──────── Material provided ────────

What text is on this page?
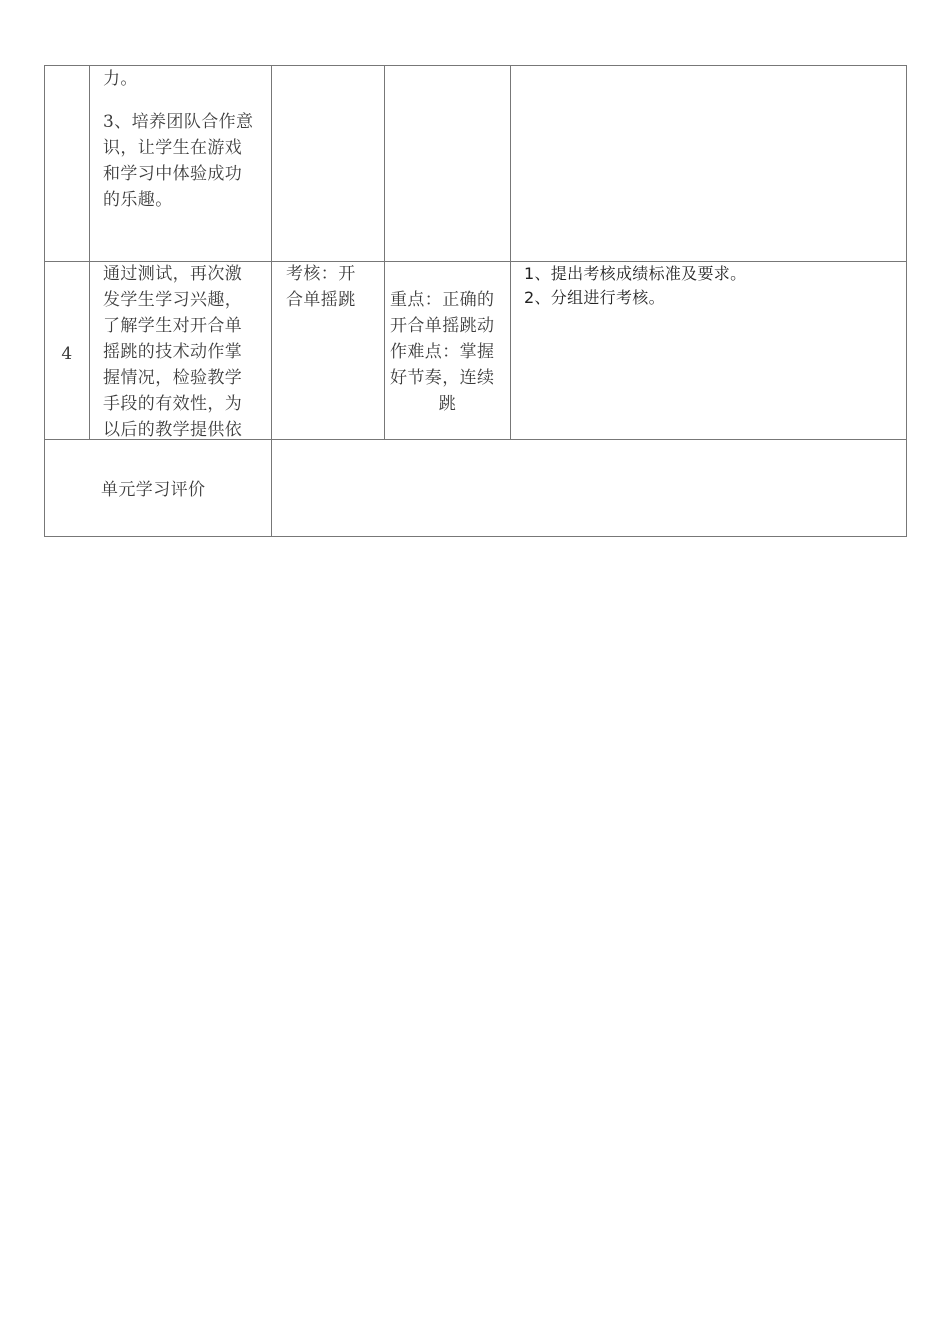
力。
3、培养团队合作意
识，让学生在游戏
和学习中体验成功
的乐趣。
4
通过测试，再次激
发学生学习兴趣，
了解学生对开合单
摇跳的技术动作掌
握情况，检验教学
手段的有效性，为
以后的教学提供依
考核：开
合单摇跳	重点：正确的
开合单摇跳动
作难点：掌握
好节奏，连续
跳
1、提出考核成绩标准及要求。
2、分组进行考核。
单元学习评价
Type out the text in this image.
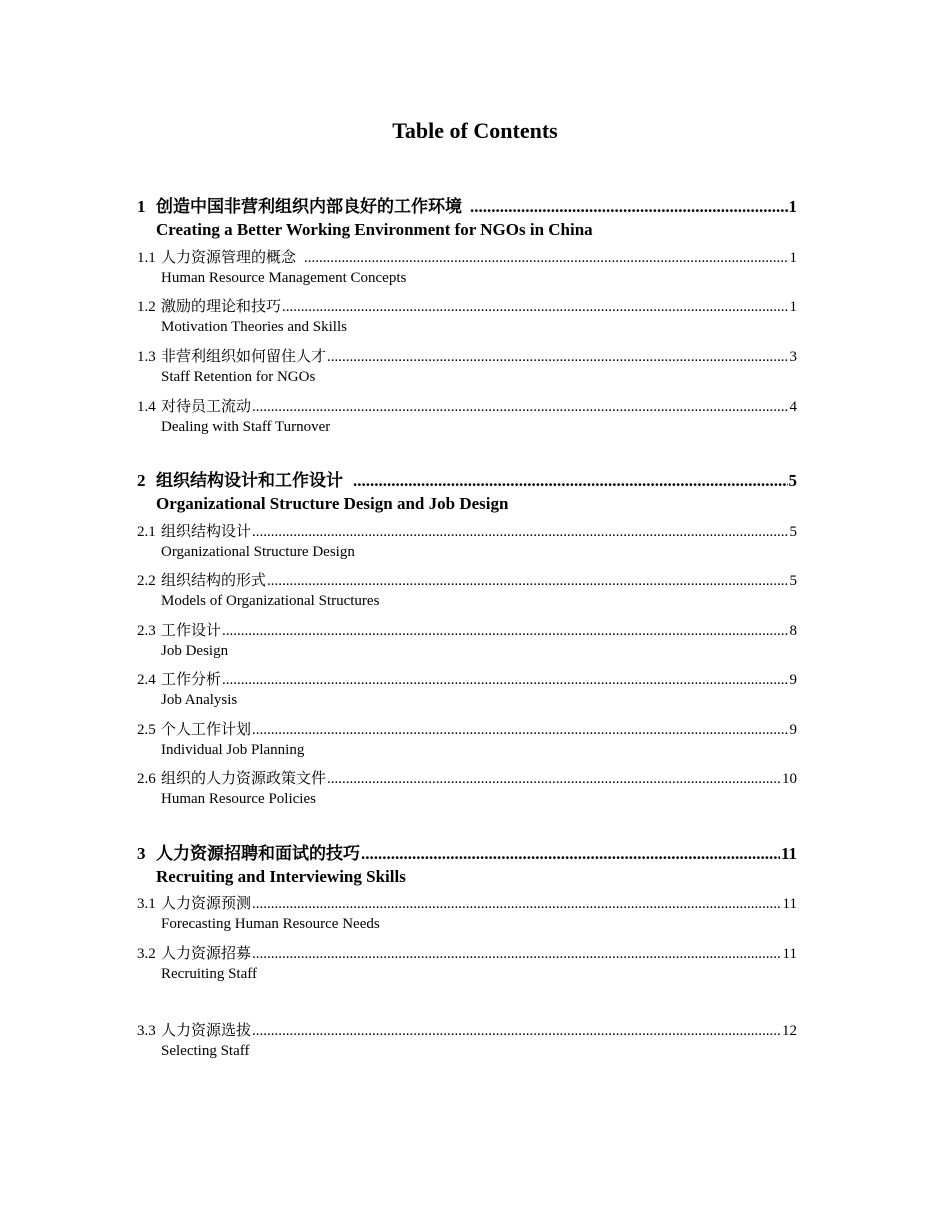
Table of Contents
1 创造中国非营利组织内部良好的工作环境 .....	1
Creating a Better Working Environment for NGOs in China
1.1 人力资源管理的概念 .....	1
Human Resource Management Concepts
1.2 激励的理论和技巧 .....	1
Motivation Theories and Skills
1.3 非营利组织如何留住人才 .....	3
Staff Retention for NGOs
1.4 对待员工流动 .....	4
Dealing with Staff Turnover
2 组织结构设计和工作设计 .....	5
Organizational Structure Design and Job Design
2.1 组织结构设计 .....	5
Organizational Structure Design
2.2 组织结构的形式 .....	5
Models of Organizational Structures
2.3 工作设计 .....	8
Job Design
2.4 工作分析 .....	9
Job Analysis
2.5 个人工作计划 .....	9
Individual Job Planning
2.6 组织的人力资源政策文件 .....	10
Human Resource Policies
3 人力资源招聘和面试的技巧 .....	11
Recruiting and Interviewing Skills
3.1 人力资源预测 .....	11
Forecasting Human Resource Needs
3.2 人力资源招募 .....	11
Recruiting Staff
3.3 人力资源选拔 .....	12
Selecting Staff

────────

All lines of the data above that include the word "Human" must be shown.

Human Resource Management Concepts
Human Resource Policies
Forecasting Human Resource Needs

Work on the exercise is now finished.